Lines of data
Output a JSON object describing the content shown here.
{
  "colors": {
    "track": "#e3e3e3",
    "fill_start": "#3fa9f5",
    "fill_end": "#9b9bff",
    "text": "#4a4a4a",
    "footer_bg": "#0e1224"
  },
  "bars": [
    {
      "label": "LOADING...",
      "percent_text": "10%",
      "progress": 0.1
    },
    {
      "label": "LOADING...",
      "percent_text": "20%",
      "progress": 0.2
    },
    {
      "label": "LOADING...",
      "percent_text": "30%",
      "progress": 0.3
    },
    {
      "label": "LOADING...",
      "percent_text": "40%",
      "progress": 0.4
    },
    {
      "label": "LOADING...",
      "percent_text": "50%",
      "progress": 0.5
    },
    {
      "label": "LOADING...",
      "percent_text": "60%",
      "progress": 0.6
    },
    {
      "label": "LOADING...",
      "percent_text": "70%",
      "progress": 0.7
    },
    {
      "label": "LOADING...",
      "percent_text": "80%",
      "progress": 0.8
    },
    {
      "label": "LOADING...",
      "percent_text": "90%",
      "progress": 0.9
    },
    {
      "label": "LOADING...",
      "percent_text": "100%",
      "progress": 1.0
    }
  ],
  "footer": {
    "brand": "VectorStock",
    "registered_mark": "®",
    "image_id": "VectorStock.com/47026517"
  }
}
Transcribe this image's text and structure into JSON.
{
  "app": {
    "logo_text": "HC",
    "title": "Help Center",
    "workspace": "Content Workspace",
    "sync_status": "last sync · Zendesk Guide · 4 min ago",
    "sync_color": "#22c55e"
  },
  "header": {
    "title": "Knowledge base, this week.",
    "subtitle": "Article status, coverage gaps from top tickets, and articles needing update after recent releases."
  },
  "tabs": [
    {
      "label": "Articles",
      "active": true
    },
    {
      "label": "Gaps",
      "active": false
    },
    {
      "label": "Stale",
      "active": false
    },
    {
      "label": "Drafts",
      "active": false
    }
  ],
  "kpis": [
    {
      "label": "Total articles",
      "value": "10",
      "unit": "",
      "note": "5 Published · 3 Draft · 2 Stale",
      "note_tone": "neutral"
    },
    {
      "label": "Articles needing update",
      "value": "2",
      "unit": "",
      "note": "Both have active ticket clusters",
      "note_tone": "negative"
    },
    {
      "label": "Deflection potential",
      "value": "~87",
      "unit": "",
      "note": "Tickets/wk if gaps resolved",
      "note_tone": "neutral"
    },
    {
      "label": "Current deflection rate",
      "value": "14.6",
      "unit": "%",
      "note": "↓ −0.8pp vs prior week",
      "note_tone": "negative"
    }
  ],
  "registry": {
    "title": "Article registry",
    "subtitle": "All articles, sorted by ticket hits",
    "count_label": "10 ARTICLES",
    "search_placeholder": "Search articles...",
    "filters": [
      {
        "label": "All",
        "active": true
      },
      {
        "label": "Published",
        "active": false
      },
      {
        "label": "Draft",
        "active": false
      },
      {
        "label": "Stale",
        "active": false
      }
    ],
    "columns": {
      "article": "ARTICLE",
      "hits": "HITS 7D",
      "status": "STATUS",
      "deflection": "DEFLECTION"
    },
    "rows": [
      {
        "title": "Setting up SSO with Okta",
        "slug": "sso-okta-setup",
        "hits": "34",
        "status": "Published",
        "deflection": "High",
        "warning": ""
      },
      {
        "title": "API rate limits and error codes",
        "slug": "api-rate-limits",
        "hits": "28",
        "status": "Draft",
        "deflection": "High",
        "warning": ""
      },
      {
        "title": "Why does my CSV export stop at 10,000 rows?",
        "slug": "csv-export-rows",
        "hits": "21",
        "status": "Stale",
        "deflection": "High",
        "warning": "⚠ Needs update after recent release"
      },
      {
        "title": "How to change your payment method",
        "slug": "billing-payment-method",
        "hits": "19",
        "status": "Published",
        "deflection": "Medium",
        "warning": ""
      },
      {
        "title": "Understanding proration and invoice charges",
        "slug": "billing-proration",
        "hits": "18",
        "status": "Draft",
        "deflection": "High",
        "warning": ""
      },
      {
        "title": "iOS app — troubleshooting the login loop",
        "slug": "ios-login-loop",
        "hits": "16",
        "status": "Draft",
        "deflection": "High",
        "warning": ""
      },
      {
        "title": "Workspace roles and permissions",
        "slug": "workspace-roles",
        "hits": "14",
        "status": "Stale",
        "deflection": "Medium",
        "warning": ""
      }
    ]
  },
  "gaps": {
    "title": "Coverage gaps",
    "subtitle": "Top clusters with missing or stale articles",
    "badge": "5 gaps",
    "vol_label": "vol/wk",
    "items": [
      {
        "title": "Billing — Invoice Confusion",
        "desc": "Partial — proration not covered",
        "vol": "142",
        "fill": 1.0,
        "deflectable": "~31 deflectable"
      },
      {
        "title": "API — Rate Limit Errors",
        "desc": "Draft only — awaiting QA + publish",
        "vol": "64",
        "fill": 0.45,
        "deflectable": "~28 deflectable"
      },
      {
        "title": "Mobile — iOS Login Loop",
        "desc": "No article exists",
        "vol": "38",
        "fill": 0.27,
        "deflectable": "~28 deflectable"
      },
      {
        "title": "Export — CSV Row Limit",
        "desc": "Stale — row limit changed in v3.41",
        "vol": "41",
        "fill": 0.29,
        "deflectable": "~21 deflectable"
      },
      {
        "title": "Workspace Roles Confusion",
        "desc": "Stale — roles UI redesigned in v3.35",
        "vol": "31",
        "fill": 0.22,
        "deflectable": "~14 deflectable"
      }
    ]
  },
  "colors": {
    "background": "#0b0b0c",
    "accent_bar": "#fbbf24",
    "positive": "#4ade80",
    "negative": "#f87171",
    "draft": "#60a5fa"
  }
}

DESCRIPTION OF THE TASK: Copy each line from the data above that includes "Published".

THE RESPONSE:
      "note": "5 Published · 3 Draft · 2 Stale",
        "label": "Published",
        "status": "Published",
        "status": "Published",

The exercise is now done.